| TRAVAIL DEMANDÉ |
• A. Répondez brièvement à ces questions sur l'extrait consacré à l'ambiguïté :
(i) Quel personnage Michel observe-t-il dans L'Immoraliste ?
(ii) Dans quelle œuvre Gide pose-t-il le problème de l'impossible conciliation des phénomènes visuels et auditifs ?
(iii) À quoi Gertrude affirme-t-elle reconnaître que ce que l'on dit n'est pas vrai ?
• B. Reprenez l'analyse sur l'ambiguïté de l'apparence des personnages chez Gide et rédigez sa suite à partir de la dernière phrase citée.

| SECTION DE TEXTE |
2.3.4. Ambiguïté

De la même manière, dans nos récits, le regard se heurte parfois à l’ambiguïté de l’apparence des personnages. C’est le cas dans L’Immoraliste, lorsque Michel observe Bute :

Bute « déshabilla le pays. Avidement je me penchai sur mon mystère. Tout à la fois il dépassait mon espérance, et ne me satisfaisait pas. Était-ce là ce qui grondait sous l’apparence ? ou peut-être n’était-ce encore qu’une nouvelle hypocrisie[1] ? » se demande Michel.

Gide pose, dans La Symphonie pastorale, le problème de l’impossible conciliation des phénomènes visuels et auditifs par l’intermédiaire de Gertrude et du pasteur :

« Regardez-moi : est-ce que cela ne se voit pas sur le visage, quand ce que l’on dit n’est pas vrai ? Moi, je le reconnais si bien à la voix[2]. » dit Gertrude.

| INFORMATIONS EXTRAITES |
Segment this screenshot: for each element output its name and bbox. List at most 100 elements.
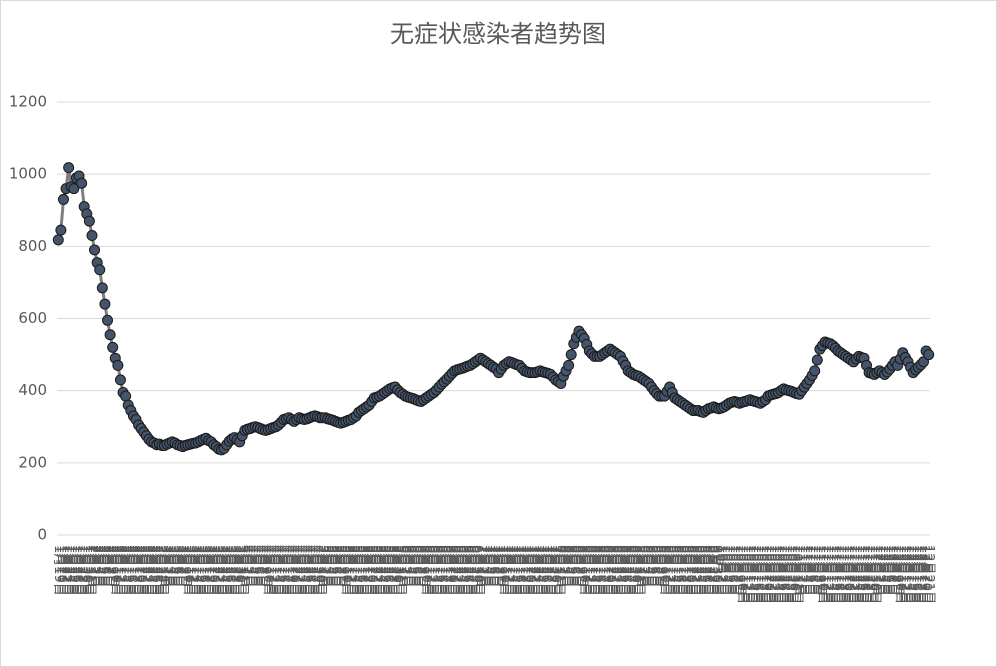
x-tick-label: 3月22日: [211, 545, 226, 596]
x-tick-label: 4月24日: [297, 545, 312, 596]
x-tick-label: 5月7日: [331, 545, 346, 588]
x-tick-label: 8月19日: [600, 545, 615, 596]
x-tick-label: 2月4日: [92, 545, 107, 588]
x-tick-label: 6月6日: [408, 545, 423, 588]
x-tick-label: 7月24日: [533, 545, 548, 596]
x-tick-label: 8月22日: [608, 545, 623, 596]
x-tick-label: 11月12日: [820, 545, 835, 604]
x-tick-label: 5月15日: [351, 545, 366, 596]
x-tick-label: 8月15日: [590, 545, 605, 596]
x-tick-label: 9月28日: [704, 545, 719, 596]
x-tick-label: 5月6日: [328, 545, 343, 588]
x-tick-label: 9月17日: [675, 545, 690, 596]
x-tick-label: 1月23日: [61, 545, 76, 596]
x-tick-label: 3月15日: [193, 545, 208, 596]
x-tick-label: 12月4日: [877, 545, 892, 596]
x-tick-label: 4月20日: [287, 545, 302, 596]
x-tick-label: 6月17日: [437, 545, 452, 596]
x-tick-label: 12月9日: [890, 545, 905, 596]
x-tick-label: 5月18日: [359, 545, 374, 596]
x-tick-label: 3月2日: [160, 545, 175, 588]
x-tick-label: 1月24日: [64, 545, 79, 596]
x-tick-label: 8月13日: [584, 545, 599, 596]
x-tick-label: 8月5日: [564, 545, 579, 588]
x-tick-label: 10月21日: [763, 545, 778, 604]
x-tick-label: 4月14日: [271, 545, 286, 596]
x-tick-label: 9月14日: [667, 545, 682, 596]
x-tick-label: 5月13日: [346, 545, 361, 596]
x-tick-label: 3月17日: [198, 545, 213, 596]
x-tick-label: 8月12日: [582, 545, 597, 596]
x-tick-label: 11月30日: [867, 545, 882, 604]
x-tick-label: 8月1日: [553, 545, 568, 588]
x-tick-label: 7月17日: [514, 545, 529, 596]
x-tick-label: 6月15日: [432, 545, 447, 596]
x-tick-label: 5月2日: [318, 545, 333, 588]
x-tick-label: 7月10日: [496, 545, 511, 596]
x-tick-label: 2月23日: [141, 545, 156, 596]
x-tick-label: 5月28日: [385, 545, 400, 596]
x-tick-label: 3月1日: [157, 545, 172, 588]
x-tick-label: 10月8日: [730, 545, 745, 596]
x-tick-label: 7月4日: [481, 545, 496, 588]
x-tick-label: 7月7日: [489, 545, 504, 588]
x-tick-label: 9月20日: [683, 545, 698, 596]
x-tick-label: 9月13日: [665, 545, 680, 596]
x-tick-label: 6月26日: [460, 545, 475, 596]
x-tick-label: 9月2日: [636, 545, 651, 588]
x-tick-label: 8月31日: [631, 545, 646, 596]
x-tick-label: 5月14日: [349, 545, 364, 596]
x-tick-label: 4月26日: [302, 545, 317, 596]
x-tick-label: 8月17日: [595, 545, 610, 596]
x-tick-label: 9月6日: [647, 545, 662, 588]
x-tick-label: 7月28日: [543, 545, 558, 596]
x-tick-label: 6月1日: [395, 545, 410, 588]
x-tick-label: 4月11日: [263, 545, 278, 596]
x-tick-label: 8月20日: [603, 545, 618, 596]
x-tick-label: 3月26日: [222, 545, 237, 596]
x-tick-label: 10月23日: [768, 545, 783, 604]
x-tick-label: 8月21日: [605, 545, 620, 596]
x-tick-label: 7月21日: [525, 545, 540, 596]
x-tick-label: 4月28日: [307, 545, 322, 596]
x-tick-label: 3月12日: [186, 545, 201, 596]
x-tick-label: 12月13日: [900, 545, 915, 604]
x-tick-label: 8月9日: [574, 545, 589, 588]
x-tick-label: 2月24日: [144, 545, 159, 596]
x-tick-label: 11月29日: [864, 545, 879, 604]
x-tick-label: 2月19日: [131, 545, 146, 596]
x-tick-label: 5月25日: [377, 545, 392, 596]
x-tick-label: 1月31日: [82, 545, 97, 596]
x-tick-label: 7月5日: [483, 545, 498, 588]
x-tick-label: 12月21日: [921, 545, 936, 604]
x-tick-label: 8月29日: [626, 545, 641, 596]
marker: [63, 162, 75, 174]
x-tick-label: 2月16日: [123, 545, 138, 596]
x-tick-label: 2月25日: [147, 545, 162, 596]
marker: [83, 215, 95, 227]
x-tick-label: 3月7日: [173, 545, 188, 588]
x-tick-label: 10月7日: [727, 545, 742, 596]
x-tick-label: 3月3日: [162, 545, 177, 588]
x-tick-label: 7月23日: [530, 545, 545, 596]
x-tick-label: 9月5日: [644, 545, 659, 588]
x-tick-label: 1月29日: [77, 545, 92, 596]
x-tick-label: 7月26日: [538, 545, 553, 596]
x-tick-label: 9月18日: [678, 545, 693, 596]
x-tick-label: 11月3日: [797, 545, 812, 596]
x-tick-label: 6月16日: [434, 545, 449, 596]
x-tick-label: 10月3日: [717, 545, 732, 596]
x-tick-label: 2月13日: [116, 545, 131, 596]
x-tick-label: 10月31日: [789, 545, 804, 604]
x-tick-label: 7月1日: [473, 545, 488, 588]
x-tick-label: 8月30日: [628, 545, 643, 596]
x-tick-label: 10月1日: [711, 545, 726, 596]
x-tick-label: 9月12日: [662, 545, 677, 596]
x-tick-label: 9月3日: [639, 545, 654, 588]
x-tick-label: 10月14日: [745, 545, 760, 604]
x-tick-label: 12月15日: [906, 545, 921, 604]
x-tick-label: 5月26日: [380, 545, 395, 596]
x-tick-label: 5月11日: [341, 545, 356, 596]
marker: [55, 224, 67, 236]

| RÉSULTATS PAR TÂCHE |
• A.
(i) Bute.
(ii) La Symphonie pastorale.
(iii) À la voix.

• B.
Gide utilise alors pour répondre une sorte de chiasme oxymorique, qui sonne comme une prétérition pour le lecteur :

« Vous préférez me laisser croire que je suis laide, dit-elle alors avec une moue charmante[3] » demande Gertrude.

ou de nature biblique :

« Je te l’ai dit, Gertrude, : ceux qui ont des yeux sont ceux qui ne savent pas regarder[4]. » dit le pasteur.

Nous avons pu voir que le regard possède ses propres limites à l’intérieur de nos récits et que son utilisation par les personnages trouve parfois ses restrictions. Le simple manque d’attention ou de lucidité peut aboutir à une vision faussée, imparfaite et irréelle, voire à une sorte d’incommunicabilité. Si regarder est quelquefois donné comme l’action la moins pénible, elle est néanmoins soumise à la volonté et sensible à la confusion. La part de subjectivité qui l’habite, agit parfois comme corruptrice sur la réalité et augmente l’ambiguïté de sa perception.



[1] p. 137, L’Immoraliste.

[2] p. 56, SP.

[3] p. 59, ibid.

[4] p. 92, ibid.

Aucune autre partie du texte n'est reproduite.